• _What is needed_
Only a number is wanted: how many lines in the records below contain "title"?

• _Data provided_
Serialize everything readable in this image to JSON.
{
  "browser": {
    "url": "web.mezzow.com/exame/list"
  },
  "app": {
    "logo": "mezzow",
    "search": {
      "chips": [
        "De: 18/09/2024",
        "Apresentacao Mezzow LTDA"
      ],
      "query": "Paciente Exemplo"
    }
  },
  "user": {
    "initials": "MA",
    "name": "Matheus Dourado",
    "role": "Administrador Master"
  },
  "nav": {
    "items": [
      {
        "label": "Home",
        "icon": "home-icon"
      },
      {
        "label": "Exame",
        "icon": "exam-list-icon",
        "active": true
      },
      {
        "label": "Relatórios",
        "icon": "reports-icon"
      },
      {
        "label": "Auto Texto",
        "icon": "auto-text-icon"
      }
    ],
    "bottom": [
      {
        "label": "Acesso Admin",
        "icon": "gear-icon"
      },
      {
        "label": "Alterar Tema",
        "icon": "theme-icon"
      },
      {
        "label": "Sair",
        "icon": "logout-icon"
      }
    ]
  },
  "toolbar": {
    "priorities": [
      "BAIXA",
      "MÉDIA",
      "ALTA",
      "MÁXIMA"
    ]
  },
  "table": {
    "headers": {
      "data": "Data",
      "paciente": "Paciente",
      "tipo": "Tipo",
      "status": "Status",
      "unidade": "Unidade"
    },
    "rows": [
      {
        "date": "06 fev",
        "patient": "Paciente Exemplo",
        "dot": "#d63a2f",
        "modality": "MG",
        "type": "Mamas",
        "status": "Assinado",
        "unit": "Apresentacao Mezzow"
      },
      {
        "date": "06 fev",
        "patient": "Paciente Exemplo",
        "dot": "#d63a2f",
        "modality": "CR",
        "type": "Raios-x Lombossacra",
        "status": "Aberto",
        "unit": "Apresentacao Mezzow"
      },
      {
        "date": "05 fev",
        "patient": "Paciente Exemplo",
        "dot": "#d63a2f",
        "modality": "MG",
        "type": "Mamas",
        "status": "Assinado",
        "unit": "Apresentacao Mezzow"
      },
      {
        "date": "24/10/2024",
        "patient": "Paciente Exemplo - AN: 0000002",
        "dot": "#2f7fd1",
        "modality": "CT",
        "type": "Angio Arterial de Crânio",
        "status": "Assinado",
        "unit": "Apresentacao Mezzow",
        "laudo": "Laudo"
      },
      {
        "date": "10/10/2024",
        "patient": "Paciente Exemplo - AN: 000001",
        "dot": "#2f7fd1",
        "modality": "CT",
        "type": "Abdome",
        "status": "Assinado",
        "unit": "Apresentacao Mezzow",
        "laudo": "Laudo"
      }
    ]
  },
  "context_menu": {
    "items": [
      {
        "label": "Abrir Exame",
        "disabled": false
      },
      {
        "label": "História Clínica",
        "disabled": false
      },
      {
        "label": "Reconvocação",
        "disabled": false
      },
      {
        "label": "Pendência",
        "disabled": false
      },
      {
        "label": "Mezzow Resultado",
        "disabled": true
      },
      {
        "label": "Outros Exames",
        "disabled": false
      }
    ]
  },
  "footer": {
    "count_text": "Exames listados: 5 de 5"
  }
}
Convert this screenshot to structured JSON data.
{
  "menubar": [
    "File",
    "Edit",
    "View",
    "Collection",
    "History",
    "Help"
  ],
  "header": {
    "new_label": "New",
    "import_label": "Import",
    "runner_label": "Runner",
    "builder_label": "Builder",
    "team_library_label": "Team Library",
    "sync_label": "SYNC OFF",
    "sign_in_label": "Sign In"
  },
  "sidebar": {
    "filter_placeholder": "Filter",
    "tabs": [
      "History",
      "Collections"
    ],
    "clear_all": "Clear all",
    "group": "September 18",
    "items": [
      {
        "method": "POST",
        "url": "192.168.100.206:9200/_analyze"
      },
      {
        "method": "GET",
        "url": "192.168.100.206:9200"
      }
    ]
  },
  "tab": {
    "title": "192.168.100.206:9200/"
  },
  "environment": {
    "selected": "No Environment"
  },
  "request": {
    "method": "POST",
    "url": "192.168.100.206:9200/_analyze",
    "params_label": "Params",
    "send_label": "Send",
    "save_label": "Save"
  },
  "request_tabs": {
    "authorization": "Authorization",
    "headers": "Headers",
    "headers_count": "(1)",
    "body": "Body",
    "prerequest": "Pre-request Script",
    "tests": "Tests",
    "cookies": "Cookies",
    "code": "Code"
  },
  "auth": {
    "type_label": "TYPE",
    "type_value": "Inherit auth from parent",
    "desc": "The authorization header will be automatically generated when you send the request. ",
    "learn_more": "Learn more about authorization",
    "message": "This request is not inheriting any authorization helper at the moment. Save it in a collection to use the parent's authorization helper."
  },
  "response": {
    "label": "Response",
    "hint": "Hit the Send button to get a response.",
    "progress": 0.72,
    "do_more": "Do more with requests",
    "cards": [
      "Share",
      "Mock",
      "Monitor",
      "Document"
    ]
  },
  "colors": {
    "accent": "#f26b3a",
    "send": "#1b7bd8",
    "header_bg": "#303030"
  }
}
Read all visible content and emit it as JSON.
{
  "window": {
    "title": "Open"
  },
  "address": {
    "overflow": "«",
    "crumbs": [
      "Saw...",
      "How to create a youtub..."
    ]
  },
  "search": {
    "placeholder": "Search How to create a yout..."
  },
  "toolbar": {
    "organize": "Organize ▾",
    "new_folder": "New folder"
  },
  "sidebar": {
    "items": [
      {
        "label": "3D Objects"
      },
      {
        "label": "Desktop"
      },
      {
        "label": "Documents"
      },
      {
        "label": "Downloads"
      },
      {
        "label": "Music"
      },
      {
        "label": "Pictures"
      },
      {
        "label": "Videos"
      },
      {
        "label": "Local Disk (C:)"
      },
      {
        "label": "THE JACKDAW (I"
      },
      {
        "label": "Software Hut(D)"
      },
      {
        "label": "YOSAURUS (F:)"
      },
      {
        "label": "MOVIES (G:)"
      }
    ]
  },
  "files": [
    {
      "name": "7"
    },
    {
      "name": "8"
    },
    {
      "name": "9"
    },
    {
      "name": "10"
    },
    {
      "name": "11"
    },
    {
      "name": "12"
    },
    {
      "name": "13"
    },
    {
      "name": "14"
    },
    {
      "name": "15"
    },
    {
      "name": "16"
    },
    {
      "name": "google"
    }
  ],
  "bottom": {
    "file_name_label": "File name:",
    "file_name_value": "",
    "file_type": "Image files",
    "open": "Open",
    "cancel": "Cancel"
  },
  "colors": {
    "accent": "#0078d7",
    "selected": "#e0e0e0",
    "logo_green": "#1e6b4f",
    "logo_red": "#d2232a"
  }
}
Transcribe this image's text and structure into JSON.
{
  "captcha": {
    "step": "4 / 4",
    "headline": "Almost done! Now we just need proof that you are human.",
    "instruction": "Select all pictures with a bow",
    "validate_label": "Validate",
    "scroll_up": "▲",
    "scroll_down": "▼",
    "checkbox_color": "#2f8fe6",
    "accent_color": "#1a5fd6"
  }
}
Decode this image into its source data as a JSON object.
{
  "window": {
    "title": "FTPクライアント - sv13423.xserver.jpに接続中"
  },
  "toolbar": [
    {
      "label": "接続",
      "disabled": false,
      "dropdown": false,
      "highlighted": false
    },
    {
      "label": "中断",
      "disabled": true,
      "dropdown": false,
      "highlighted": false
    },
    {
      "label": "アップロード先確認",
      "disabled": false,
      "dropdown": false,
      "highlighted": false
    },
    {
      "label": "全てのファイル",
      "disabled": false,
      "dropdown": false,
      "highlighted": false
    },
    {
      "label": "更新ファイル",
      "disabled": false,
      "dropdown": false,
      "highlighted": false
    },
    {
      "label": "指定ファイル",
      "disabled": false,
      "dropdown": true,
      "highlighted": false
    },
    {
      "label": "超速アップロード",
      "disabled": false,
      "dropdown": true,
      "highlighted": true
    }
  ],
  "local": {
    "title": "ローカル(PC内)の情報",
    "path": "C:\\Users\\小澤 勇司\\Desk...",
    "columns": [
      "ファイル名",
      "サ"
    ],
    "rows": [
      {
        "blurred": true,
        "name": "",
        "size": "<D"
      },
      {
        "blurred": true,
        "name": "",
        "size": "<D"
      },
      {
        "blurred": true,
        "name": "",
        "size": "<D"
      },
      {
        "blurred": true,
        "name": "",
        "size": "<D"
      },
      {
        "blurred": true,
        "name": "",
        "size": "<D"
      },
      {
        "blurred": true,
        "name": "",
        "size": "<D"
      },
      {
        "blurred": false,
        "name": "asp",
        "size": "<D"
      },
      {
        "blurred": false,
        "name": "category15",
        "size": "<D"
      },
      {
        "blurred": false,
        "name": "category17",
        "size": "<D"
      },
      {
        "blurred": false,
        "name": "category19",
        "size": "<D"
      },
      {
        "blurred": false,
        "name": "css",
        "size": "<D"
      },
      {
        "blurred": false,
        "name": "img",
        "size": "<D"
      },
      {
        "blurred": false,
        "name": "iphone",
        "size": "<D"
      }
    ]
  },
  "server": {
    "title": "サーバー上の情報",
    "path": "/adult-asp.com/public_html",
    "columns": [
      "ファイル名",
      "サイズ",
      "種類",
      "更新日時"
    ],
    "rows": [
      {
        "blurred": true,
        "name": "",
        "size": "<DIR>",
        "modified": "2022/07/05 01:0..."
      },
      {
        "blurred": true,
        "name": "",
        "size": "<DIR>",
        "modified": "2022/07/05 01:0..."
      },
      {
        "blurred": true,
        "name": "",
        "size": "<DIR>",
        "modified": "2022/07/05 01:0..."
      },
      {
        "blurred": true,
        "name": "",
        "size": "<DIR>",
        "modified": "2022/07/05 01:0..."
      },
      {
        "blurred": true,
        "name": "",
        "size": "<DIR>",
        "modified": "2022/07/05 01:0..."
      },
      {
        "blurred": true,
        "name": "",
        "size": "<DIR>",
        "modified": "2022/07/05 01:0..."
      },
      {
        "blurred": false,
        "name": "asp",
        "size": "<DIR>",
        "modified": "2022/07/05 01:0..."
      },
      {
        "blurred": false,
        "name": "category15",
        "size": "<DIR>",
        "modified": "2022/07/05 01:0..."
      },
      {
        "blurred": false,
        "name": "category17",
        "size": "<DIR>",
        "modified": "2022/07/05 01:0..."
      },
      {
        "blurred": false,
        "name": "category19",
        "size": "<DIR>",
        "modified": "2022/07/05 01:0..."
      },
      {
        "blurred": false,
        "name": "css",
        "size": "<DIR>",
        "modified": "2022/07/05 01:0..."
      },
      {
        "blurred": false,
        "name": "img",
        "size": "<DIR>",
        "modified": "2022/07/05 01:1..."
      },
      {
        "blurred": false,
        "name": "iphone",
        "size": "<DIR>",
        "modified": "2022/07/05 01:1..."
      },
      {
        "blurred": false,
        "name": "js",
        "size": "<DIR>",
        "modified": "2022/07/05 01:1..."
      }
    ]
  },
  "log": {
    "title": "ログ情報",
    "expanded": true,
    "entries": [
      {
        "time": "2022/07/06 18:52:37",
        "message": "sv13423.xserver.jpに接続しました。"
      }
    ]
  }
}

• _Response to this task_
6